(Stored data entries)
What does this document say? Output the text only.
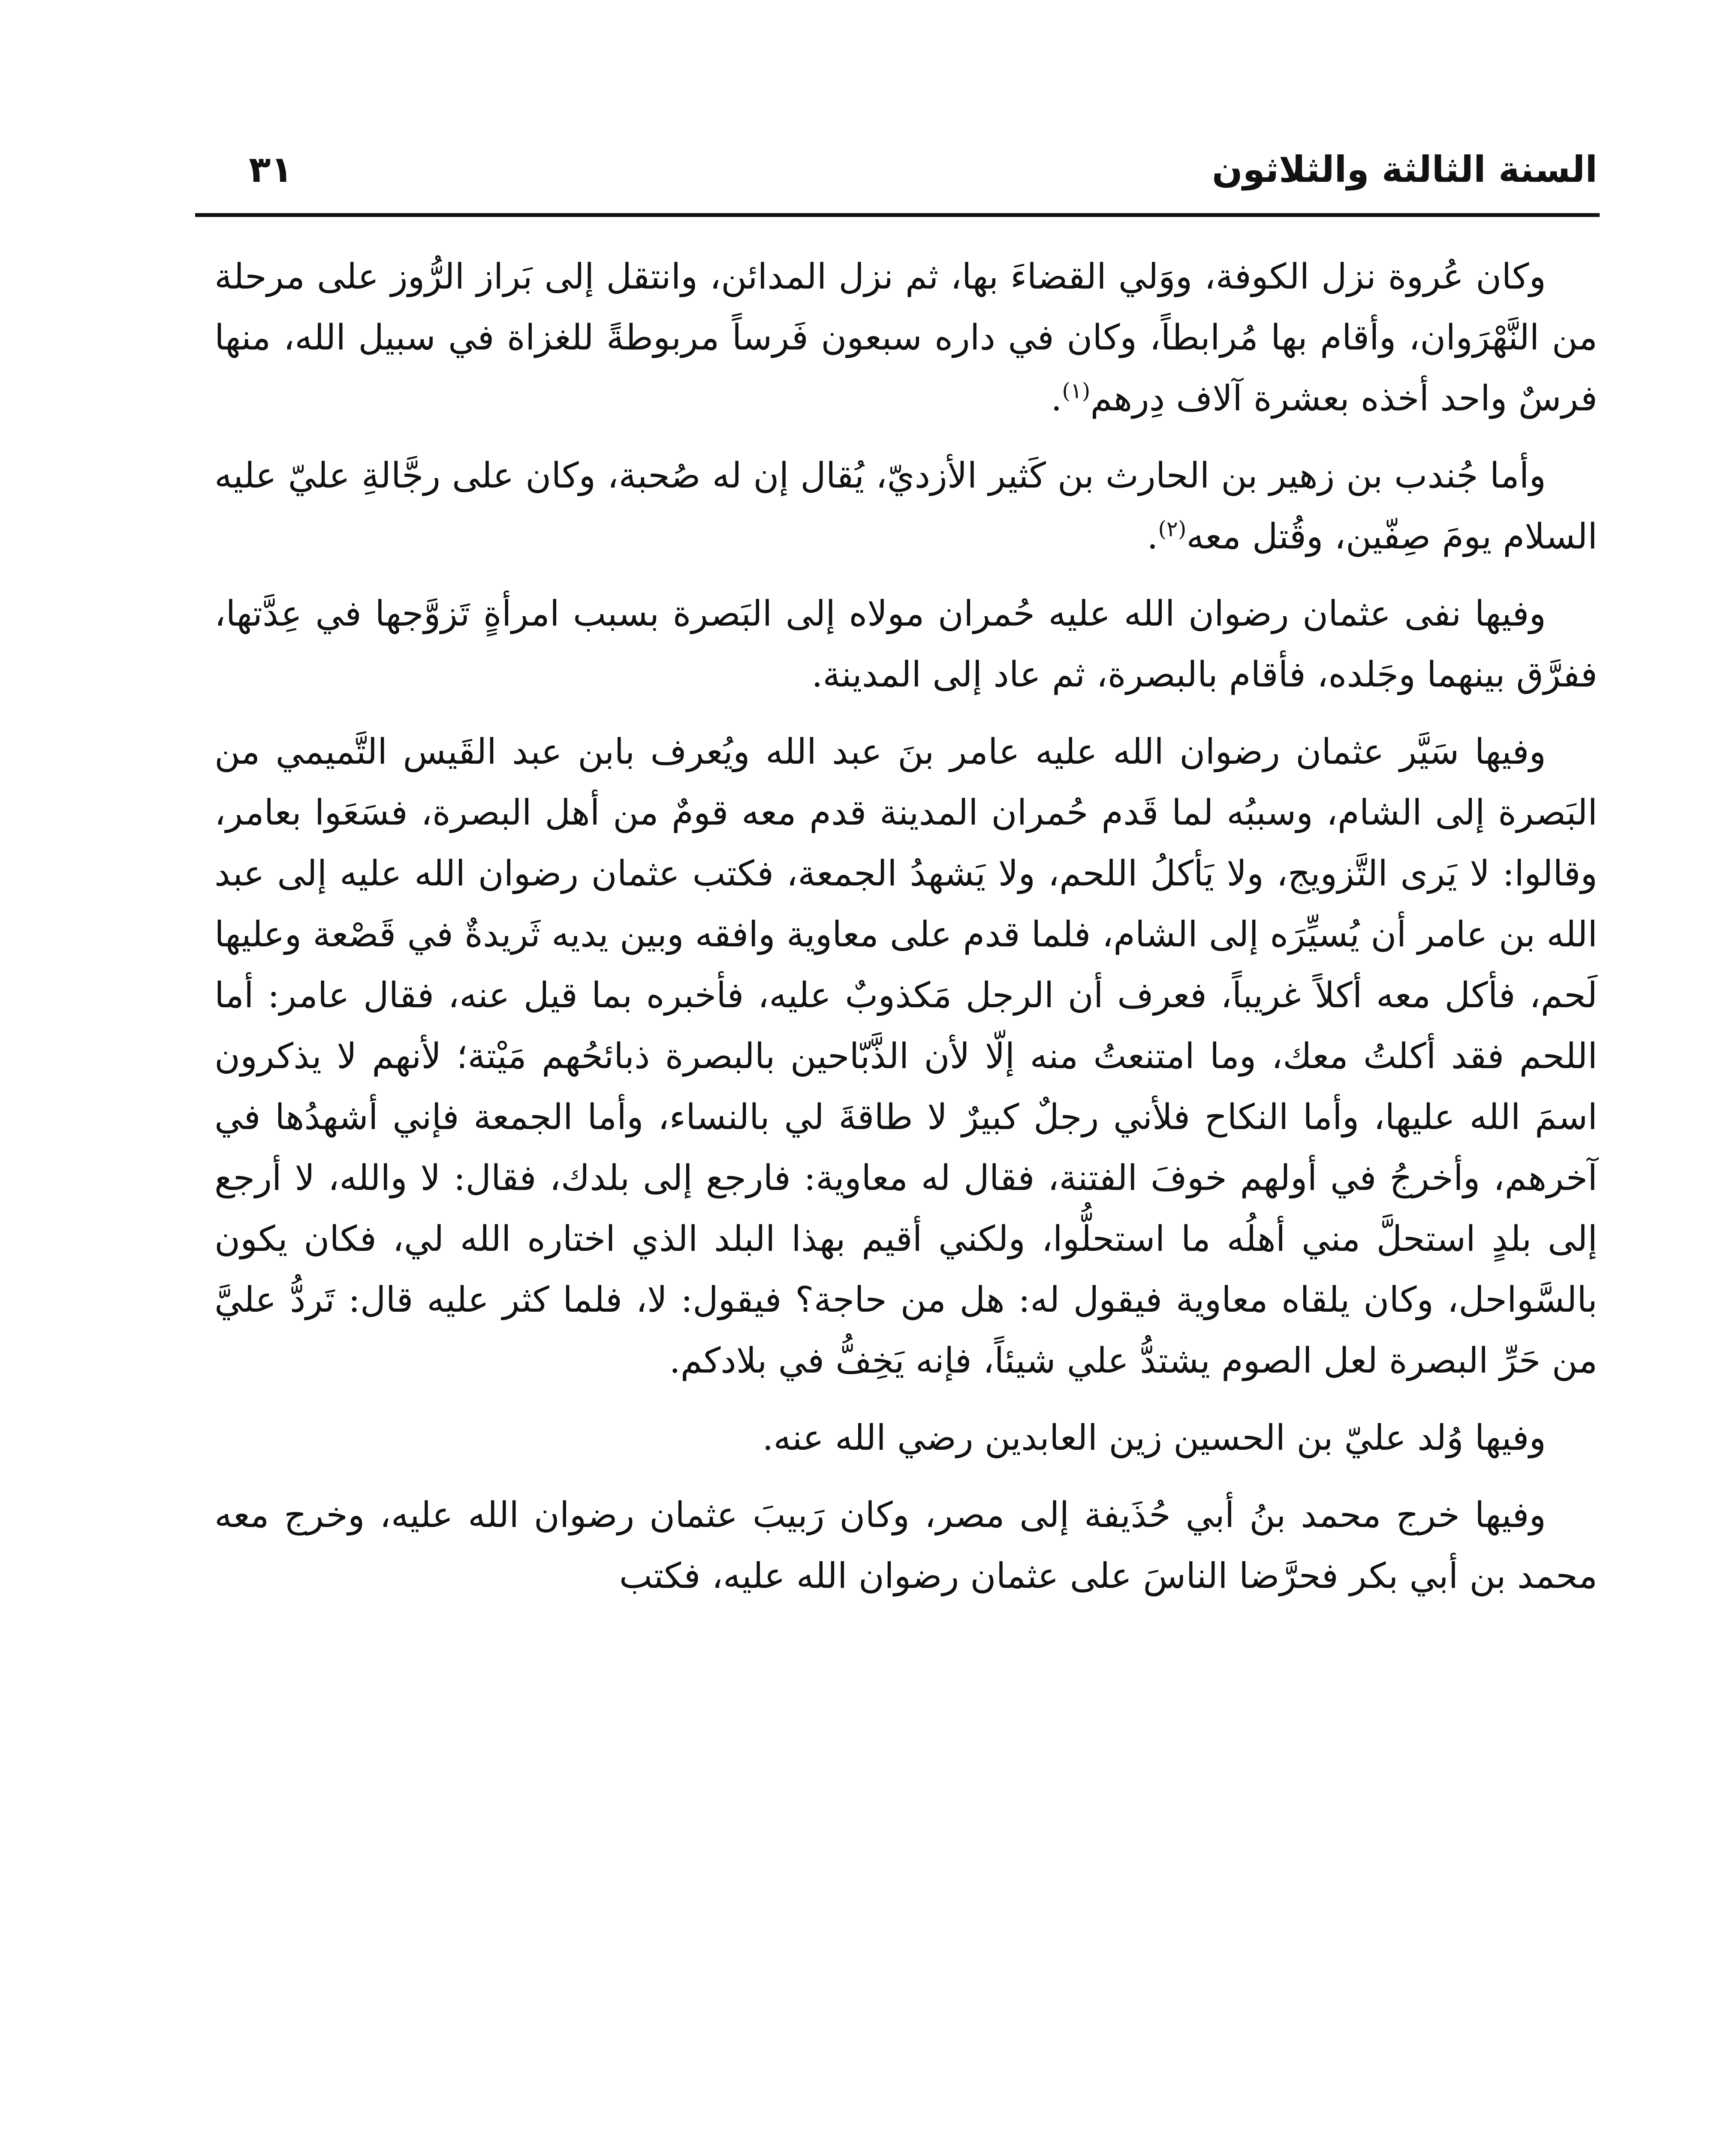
السنة الثالثة والثلاثون
٣١

وكان عُروة نزل الكوفة، ووَلي القضاءَ بها، ثم نزل المدائن، وانتقل إلى بَراز الرُّوز على مرحلة من النَّهْرَوان، وأقام بها مُرابطاً، وكان في داره سبعون فَرساً مربوطةً للغزاة في سبيل الله، منها فرسٌ واحد أخذه بعشرة آلاف دِرهم$^{(١)}$.

وأما جُندب بن زهير بن الحارث بن كَثير الأزديّ، يُقال إن له صُحبة، وكان على رجَّالةِ عليّ عليه السلام يومَ صِفّين، وقُتل معه$^{(٢)}$.

وفيها نفى عثمان رضوان الله عليه حُمران مولاه إلى البَصرة بسبب امرأةٍ تَزوَّجها في عِدَّتها، ففرَّق بينهما وجَلده، فأقام بالبصرة، ثم عاد إلى المدينة.

وفيها سَيَّر عثمان رضوان الله عليه عامر بنَ عبد الله ويُعرف بابن عبد القَيس التَّميمي من البَصرة إلى الشام، وسببُه لما قَدم حُمران المدينة قدم معه قومٌ من أهل البصرة، فسَعَوا بعامر، وقالوا: لا يَرى التَّزويج، ولا يَأكلُ اللحم، ولا يَشهدُ الجمعة، فكتب عثمان رضوان الله عليه إلى عبد الله بن عامر أن يُسيِّرَه إلى الشام، فلما قدم على معاوية وافقه وبين يديه ثَريدةٌ في قَصْعة وعليها لَحم، فأكل معه أكلاً غريباً، فعرف أن الرجل مَكذوبٌ عليه، فأخبره بما قيل عنه، فقال عامر: أما اللحم فقد أكلتُ معك، وما امتنعتُ منه إلّا لأن الذَّبّاحين بالبصرة ذبائحُهم مَيْتة؛ لأنهم لا يذكرون اسمَ الله عليها، وأما النكاح فلأني رجلٌ كبيرٌ لا طاقةَ لي بالنساء، وأما الجمعة فإني أشهدُها في آخرهم، وأخرجُ في أولهم خوفَ الفتنة، فقال له معاوية: فارجع إلى بلدك، فقال: لا والله، لا أرجع إلى بلدٍ استحلَّ مني أهلُه ما استحلُّوا، ولكني أقيم بهذا البلد الذي اختاره الله لي، فكان يكون بالسَّواحل، وكان يلقاه معاوية فيقول له: هل من حاجة؟ فيقول: لا، فلما كثر عليه قال: تَردُّ عليَّ من حَرِّ البصرة لعل الصوم يشتدُّ علي شيئاً، فإنه يَخِفُّ في بلادكم.

وفيها وُلد عليّ بن الحسين زين العابدين رضي الله عنه.

وفيها خرج محمد بنُ أبي حُذَيفة إلى مصر، وكان رَبيبَ عثمان رضوان الله عليه، وخرج معه محمد بن أبي بكر فحرَّضا الناسَ على عثمان رضوان الله عليه، فكتب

## WHAT NEEDS TO BE DONE:
Every record above should be written out again exactly; the pictures stay out of the copy.

## CORRECT OUTPUT:
What does this document say? Output the text only.
السنة الثالثة والثلاثون
٣١

وكان عُروة نزل الكوفة، ووَلي القضاءَ بها، ثم نزل المدائن، وانتقل إلى بَراز الرُّوز على مرحلة من النَّهْرَوان، وأقام بها مُرابطاً، وكان في داره سبعون فَرساً مربوطةً للغزاة في سبيل الله، منها فرسٌ واحد أخذه بعشرة آلاف دِرهم$^{(١)}$.

وأما جُندب بن زهير بن الحارث بن كَثير الأزديّ، يُقال إن له صُحبة، وكان على رجَّالةِ عليّ عليه السلام يومَ صِفّين، وقُتل معه$^{(٢)}$.

وفيها نفى عثمان رضوان الله عليه حُمران مولاه إلى البَصرة بسبب امرأةٍ تَزوَّجها في عِدَّتها، ففرَّق بينهما وجَلده، فأقام بالبصرة، ثم عاد إلى المدينة.

وفيها سَيَّر عثمان رضوان الله عليه عامر بنَ عبد الله ويُعرف بابن عبد القَيس التَّميمي من البَصرة إلى الشام، وسببُه لما قَدم حُمران المدينة قدم معه قومٌ من أهل البصرة، فسَعَوا بعامر، وقالوا: لا يَرى التَّزويج، ولا يَأكلُ اللحم، ولا يَشهدُ الجمعة، فكتب عثمان رضوان الله عليه إلى عبد الله بن عامر أن يُسيِّرَه إلى الشام، فلما قدم على معاوية وافقه وبين يديه ثَريدةٌ في قَصْعة وعليها لَحم، فأكل معه أكلاً غريباً، فعرف أن الرجل مَكذوبٌ عليه، فأخبره بما قيل عنه، فقال عامر: أما اللحم فقد أكلتُ معك، وما امتنعتُ منه إلّا لأن الذَّبّاحين بالبصرة ذبائحُهم مَيْتة؛ لأنهم لا يذكرون اسمَ الله عليها، وأما النكاح فلأني رجلٌ كبيرٌ لا طاقةَ لي بالنساء، وأما الجمعة فإني أشهدُها في آخرهم، وأخرجُ في أولهم خوفَ الفتنة، فقال له معاوية: فارجع إلى بلدك، فقال: لا والله، لا أرجع إلى بلدٍ استحلَّ مني أهلُه ما استحلُّوا، ولكني أقيم بهذا البلد الذي اختاره الله لي، فكان يكون بالسَّواحل، وكان يلقاه معاوية فيقول له: هل من حاجة؟ فيقول: لا، فلما كثر عليه قال: تَردُّ عليَّ من حَرِّ البصرة لعل الصوم يشتدُّ علي شيئاً، فإنه يَخِفُّ في بلادكم.

وفيها وُلد عليّ بن الحسين زين العابدين رضي الله عنه.

وفيها خرج محمد بنُ أبي حُذَيفة إلى مصر، وكان رَبيبَ عثمان رضوان الله عليه، وخرج معه محمد بن أبي بكر فحرَّضا الناسَ على عثمان رضوان الله عليه، فكتب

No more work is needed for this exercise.